GIVEN TASK:
Repeat every record below exactly as it appears.

Stored entries:
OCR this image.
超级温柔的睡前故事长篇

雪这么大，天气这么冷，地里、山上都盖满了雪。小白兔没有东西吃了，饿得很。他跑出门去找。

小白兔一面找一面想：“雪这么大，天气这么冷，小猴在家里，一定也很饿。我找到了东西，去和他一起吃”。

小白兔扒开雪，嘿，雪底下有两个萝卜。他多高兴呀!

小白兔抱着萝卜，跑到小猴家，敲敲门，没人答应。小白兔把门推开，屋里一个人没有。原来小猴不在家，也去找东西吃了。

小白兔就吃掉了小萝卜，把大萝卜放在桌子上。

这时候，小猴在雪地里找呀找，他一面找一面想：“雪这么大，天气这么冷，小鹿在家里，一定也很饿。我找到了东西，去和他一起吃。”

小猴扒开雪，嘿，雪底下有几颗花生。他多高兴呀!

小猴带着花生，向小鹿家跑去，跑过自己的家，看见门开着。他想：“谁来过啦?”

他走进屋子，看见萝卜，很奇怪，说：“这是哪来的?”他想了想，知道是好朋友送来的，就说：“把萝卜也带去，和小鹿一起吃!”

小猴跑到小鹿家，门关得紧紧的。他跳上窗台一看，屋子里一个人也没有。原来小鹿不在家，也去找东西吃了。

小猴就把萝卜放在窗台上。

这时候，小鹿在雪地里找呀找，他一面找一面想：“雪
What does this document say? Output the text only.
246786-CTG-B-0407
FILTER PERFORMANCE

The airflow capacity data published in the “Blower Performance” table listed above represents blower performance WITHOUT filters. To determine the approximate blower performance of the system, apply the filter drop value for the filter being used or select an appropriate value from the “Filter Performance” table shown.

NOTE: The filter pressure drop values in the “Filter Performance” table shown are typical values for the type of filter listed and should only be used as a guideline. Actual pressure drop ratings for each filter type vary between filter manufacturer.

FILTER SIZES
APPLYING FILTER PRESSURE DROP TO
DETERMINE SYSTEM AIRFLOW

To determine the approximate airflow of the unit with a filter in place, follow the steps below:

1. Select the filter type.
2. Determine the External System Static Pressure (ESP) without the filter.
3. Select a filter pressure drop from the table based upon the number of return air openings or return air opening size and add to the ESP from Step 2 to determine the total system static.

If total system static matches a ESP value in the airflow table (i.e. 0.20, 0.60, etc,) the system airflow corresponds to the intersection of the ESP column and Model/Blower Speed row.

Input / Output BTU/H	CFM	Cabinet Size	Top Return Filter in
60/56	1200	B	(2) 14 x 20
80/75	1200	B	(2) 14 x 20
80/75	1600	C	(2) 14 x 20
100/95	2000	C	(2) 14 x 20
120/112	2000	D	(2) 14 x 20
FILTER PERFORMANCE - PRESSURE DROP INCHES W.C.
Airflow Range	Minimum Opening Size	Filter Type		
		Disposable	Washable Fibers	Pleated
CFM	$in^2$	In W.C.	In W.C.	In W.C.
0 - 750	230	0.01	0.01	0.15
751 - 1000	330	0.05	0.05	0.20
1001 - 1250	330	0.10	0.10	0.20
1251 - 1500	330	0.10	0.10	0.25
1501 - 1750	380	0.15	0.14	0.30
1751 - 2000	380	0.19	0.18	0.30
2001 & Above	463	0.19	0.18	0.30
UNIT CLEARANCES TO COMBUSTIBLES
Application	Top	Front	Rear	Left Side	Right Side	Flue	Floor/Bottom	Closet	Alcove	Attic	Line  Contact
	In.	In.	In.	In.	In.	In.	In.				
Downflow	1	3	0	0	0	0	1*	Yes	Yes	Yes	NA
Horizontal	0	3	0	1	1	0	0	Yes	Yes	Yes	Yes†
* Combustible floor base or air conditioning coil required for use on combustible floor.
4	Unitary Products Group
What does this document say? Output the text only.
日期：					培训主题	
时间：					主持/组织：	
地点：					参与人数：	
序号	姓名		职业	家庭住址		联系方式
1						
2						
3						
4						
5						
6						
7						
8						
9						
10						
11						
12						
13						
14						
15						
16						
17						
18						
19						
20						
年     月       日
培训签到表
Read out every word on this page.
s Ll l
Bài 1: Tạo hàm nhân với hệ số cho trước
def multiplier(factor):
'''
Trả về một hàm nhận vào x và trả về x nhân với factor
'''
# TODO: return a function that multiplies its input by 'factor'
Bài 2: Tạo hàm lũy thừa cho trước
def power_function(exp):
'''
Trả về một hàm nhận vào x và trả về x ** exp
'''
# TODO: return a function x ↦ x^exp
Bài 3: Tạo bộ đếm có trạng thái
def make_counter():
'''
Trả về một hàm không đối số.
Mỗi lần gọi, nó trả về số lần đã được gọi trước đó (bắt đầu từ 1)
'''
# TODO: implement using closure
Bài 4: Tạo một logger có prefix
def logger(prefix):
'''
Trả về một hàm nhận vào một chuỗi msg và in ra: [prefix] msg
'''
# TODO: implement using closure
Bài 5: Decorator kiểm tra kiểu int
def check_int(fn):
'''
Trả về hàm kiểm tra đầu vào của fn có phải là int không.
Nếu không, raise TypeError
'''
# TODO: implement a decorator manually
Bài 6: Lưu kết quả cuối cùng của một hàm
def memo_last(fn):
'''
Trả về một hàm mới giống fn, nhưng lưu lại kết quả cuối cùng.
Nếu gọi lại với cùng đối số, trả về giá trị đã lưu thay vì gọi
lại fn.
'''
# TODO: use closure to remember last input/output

RESPONSE FOR THIS EXERCISE:
OCR this image.
超级温柔的睡前故事长篇

雪这么大，天气这么冷，地里、山上都盖满了雪。小白兔没有东西吃了，饿得很。他跑出门去找。

小白兔一面找一面想：“雪这么大，天气这么冷，小猴在家里，一定也很饿。我找到了东西，去和他一起吃”。

小白兔扒开雪，嘿，雪底下有两个萝卜。他多高兴呀!

小白兔抱着萝卜，跑到小猴家，敲敲门，没人答应。小白兔把门推开，屋里一个人没有。原来小猴不在家，也去找东西吃了。

小白兔就吃掉了小萝卜，把大萝卜放在桌子上。

这时候，小猴在雪地里找呀找，他一面找一面想：“雪这么大，天气这么冷，小鹿在家里，一定也很饿。我找到了东西，去和他一起吃。”

小猴扒开雪，嘿，雪底下有几颗花生。他多高兴呀!

小猴带着花生，向小鹿家跑去，跑过自己的家，看见门开着。他想：“谁来过啦?”

他走进屋子，看见萝卜，很奇怪，说：“这是哪来的?”他想了想，知道是好朋友送来的，就说：“把萝卜也带去，和小鹿一起吃!”

小猴跑到小鹿家，门关得紧紧的。他跳上窗台一看，屋子里一个人也没有。原来小鹿不在家，也去找东西吃了。

小猴就把萝卜放在窗台上。

这时候，小鹿在雪地里找呀找，他一面找一面想：“雪
What does this document say? Output the text only.
246786-CTG-B-0407
FILTER PERFORMANCE

The airflow capacity data published in the “Blower Performance” table listed above represents blower performance WITHOUT filters. To determine the approximate blower performance of the system, apply the filter drop value for the filter being used or select an appropriate value from the “Filter Performance” table shown.

NOTE: The filter pressure drop values in the “Filter Performance” table shown are typical values for the type of filter listed and should only be used as a guideline. Actual pressure drop ratings for each filter type vary between filter manufacturer.

FILTER SIZES
APPLYING FILTER PRESSURE DROP TO
DETERMINE SYSTEM AIRFLOW

To determine the approximate airflow of the unit with a filter in place, follow the steps below:

1. Select the filter type.
2. Determine the External System Static Pressure (ESP) without the filter.
3. Select a filter pressure drop from the table based upon the number of return air openings or return air opening size and add to the ESP from Step 2 to determine the total system static.

If total system static matches a ESP value in the airflow table (i.e. 0.20, 0.60, etc,) the system airflow corresponds to the intersection of the ESP column and Model/Blower Speed row.

Input / Output BTU/H	CFM	Cabinet Size	Top Return Filter in
60/56	1200	B	(2) 14 x 20
80/75	1200	B	(2) 14 x 20
80/75	1600	C	(2) 14 x 20
100/95	2000	C	(2) 14 x 20
120/112	2000	D	(2) 14 x 20
FILTER PERFORMANCE - PRESSURE DROP INCHES W.C.
Airflow Range	Minimum Opening Size	Filter Type		
		Disposable	Washable Fibers	Pleated
CFM	$in^2$	In W.C.	In W.C.	In W.C.
0 - 750	230	0.01	0.01	0.15
751 - 1000	330	0.05	0.05	0.20
1001 - 1250	330	0.10	0.10	0.20
1251 - 1500	330	0.10	0.10	0.25
1501 - 1750	380	0.15	0.14	0.30
1751 - 2000	380	0.19	0.18	0.30
2001 & Above	463	0.19	0.18	0.30
UNIT CLEARANCES TO COMBUSTIBLES
Application	Top	Front	Rear	Left Side	Right Side	Flue	Floor/Bottom	Closet	Alcove	Attic	Line  Contact
	In.	In.	In.	In.	In.	In.	In.				
Downflow	1	3	0	0	0	0	1*	Yes	Yes	Yes	NA
Horizontal	0	3	0	1	1	0	0	Yes	Yes	Yes	Yes†
* Combustible floor base or air conditioning coil required for use on combustible floor.
4	Unitary Products Group
What does this document say? Output the text only.
日期：					培训主题	
时间：					主持/组织：	
地点：					参与人数：	
序号	姓名		职业	家庭住址		联系方式
1						
2						
3						
4						
5						
6						
7						
8						
9						
10						
11						
12						
13						
14						
15						
16						
17						
18						
19						
20						
年     月       日
培训签到表
Read out every word on this page.
s Ll l
Bài 1: Tạo hàm nhân với hệ số cho trước
def multiplier(factor):
'''
Trả về một hàm nhận vào x và trả về x nhân với factor
'''
# TODO: return a function that multiplies its input by 'factor'
Bài 2: Tạo hàm lũy thừa cho trước
def power_function(exp):
'''
Trả về một hàm nhận vào x và trả về x ** exp
'''
# TODO: return a function x ↦ x^exp
Bài 3: Tạo bộ đếm có trạng thái
def make_counter():
'''
Trả về một hàm không đối số.
Mỗi lần gọi, nó trả về số lần đã được gọi trước đó (bắt đầu từ 1)
'''
# TODO: implement using closure
Bài 4: Tạo một logger có prefix
def logger(prefix):
'''
Trả về một hàm nhận vào một chuỗi msg và in ra: [prefix] msg
'''
# TODO: implement using closure
Bài 5: Decorator kiểm tra kiểu int
def check_int(fn):
'''
Trả về hàm kiểm tra đầu vào của fn có phải là int không.
Nếu không, raise TypeError
'''
# TODO: implement a decorator manually
Bài 6: Lưu kết quả cuối cùng của một hàm
def memo_last(fn):
'''
Trả về một hàm mới giống fn, nhưng lưu lại kết quả cuối cùng.
Nếu gọi lại với cùng đối số, trả về giá trị đã lưu thay vì gọi
lại fn.
'''
# TODO: use closure to remember last input/output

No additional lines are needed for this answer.